"""

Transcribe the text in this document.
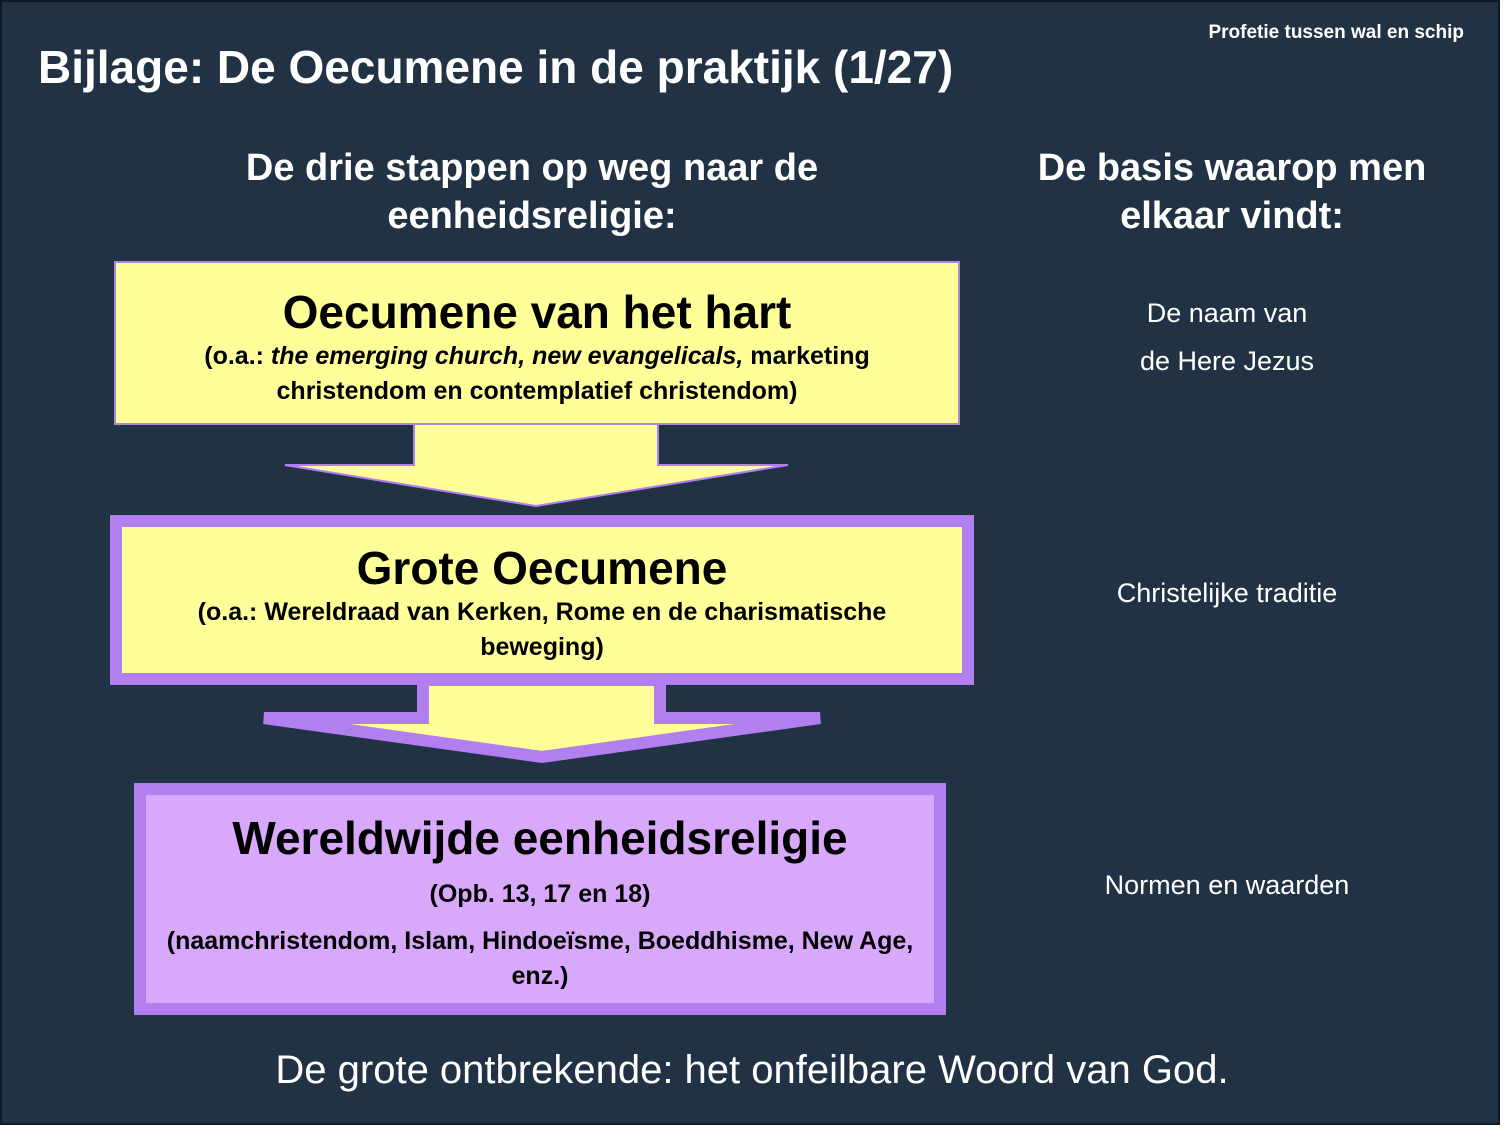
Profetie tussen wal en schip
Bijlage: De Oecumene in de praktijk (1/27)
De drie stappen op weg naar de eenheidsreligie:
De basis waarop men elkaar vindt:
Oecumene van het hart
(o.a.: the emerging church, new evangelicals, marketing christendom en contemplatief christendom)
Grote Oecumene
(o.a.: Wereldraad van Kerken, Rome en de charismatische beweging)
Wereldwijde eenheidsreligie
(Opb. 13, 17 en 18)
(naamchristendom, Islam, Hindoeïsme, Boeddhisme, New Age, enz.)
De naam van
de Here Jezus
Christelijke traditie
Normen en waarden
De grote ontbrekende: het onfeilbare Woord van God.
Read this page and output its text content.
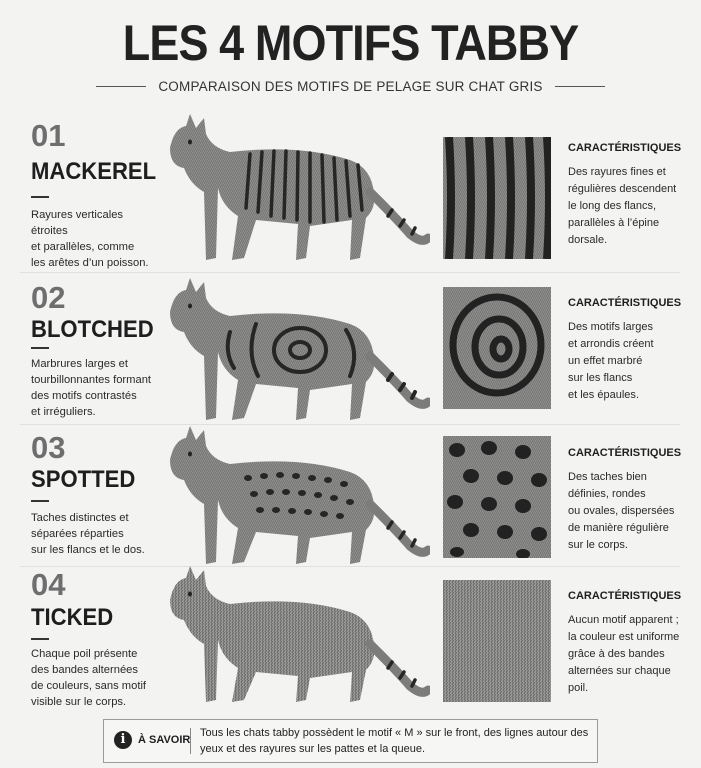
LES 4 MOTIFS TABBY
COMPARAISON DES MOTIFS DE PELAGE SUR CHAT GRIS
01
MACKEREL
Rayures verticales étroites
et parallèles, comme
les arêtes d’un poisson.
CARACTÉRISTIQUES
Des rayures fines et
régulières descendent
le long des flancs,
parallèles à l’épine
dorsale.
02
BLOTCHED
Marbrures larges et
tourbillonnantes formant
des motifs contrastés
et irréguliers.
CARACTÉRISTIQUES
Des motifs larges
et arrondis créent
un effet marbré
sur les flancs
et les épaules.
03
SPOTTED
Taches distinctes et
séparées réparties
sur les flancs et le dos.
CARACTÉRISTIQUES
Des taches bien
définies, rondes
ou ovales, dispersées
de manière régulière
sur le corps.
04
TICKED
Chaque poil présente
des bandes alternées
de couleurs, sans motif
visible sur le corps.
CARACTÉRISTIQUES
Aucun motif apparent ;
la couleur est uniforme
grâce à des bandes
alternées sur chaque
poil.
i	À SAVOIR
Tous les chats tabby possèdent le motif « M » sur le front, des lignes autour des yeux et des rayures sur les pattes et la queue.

"""

**AIM OF THE TASK:** Write out every line above exactly as it is, leaving out the pictures.

**EXERCISE RESPONSE:**
Transcribe the text in this document.
Profetie tussen wal en schip
Bijlage: De Oecumene in de praktijk (1/27)
De drie stappen op weg naar de eenheidsreligie:
De basis waarop men elkaar vindt:
Oecumene van het hart
(o.a.: the emerging church, new evangelicals, marketing christendom en contemplatief christendom)
Grote Oecumene
(o.a.: Wereldraad van Kerken, Rome en de charismatische beweging)
Wereldwijde eenheidsreligie
(Opb. 13, 17 en 18)
(naamchristendom, Islam, Hindoeïsme, Boeddhisme, New Age, enz.)
De naam van
de Here Jezus
Christelijke traditie
Normen en waarden
De grote ontbrekende: het onfeilbare Woord van God.
Read this page and output its text content.
LES 4 MOTIFS TABBY
COMPARAISON DES MOTIFS DE PELAGE SUR CHAT GRIS
01
MACKEREL
Rayures verticales étroites
et parallèles, comme
les arêtes d’un poisson.
CARACTÉRISTIQUES
Des rayures fines et
régulières descendent
le long des flancs,
parallèles à l’épine
dorsale.
02
BLOTCHED
Marbrures larges et
tourbillonnantes formant
des motifs contrastés
et irréguliers.
CARACTÉRISTIQUES
Des motifs larges
et arrondis créent
un effet marbré
sur les flancs
et les épaules.
03
SPOTTED
Taches distinctes et
séparées réparties
sur les flancs et le dos.
CARACTÉRISTIQUES
Des taches bien
définies, rondes
ou ovales, dispersées
de manière régulière
sur le corps.
04
TICKED
Chaque poil présente
des bandes alternées
de couleurs, sans motif
visible sur le corps.
CARACTÉRISTIQUES
Aucun motif apparent ;
la couleur est uniforme
grâce à des bandes
alternées sur chaque
poil.
i	À SAVOIR
Tous les chats tabby possèdent le motif « M » sur le front, des lignes autour des yeux et des rayures sur les pattes et la queue.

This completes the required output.